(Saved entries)

—————

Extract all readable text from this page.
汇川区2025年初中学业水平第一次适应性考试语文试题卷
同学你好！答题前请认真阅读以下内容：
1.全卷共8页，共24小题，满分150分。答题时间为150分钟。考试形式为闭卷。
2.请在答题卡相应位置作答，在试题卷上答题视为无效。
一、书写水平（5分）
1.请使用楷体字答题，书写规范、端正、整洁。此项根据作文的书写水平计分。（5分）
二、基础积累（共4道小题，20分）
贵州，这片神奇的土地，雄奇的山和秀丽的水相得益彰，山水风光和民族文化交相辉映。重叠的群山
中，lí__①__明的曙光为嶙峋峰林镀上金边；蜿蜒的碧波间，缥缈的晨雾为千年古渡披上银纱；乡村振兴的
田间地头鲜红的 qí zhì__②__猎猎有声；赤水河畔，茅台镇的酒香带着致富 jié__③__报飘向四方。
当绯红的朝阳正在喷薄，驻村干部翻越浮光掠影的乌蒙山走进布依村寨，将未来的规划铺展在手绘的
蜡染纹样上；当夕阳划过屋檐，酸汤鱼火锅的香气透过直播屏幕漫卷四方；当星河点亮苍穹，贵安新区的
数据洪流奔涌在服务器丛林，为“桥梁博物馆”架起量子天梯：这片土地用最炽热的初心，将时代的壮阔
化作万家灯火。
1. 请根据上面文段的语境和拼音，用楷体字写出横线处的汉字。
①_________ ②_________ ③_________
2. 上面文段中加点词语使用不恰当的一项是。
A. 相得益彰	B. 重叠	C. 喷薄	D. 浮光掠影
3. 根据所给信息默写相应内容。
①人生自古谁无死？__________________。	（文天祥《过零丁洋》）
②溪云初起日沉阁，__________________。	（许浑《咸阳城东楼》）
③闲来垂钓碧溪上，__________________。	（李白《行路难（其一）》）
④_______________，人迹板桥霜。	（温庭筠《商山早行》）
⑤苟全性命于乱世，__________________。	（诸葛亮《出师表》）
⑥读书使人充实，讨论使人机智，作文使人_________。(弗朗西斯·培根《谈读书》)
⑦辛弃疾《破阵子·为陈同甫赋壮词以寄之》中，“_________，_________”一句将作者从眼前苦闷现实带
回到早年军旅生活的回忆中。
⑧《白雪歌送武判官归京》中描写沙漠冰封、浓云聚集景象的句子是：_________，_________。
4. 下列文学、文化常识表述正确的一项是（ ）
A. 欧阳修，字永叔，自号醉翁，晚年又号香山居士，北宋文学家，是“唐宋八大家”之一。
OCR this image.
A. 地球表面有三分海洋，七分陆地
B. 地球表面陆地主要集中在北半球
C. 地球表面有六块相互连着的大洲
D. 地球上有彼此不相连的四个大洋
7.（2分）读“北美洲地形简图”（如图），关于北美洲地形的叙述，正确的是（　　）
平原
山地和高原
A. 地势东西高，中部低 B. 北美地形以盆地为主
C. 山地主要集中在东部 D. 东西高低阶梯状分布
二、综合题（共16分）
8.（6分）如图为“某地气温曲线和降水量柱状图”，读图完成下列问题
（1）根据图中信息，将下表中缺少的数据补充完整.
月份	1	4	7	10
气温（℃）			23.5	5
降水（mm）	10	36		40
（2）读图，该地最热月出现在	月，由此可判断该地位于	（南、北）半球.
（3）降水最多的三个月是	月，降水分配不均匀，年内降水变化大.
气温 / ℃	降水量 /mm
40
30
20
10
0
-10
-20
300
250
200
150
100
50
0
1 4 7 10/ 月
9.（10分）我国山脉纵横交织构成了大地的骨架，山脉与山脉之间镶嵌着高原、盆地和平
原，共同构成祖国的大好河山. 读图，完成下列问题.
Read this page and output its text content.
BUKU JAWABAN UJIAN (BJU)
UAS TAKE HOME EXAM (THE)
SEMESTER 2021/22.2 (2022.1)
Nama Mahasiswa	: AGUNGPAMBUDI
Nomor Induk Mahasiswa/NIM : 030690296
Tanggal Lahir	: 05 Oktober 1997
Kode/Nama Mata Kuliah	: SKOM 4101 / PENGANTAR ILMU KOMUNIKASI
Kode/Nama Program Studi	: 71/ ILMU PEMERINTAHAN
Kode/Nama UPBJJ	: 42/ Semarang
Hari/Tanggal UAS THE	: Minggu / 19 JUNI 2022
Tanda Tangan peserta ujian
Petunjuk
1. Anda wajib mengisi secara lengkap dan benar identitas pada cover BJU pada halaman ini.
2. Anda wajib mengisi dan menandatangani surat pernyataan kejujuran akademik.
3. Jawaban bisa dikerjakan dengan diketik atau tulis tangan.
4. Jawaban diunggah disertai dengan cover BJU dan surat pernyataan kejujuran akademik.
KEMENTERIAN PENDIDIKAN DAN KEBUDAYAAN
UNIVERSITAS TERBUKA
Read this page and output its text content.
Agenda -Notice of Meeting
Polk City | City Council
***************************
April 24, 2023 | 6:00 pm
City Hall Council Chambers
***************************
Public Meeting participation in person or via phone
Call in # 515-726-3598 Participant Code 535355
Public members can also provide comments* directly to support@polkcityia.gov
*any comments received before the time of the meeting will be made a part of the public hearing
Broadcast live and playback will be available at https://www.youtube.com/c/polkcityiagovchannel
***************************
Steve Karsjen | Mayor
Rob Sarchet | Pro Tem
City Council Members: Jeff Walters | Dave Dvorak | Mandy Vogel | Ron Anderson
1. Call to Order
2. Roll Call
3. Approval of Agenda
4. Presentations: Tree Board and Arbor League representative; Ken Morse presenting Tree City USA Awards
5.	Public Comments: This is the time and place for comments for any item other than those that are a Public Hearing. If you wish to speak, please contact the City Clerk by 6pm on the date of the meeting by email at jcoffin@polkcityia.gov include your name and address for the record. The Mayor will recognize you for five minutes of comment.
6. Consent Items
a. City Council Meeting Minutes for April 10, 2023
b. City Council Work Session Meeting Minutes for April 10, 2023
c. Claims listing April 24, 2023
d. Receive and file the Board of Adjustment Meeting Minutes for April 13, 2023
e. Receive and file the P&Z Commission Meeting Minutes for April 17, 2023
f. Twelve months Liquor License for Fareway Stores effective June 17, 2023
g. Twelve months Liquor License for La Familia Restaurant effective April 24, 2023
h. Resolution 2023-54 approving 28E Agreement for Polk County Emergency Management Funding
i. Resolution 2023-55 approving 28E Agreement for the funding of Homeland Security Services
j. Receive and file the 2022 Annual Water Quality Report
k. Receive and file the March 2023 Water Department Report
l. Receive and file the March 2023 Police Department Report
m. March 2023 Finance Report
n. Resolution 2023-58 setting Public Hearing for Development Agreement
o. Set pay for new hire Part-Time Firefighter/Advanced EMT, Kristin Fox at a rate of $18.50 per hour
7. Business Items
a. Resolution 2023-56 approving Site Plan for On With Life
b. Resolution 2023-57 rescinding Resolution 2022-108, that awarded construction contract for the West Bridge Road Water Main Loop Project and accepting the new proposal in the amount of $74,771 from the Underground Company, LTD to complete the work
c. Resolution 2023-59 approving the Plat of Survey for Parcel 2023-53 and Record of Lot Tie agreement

—————

**GIVEN INSTRUCTION**
Filter the data, keeping only the lines that contain "April".

**EXERCISE RESPONSE**
April 24, 2023 | 6:00 pm
a. City Council Meeting Minutes for April 10, 2023
b. City Council Work Session Meeting Minutes for April 10, 2023
c. Claims listing April 24, 2023
d. Receive and file the Board of Adjustment Meeting Minutes for April 13, 2023
e. Receive and file the P&Z Commission Meeting Minutes for April 17, 2023
g. Twelve months Liquor License for La Familia Restaurant effective April 24, 2023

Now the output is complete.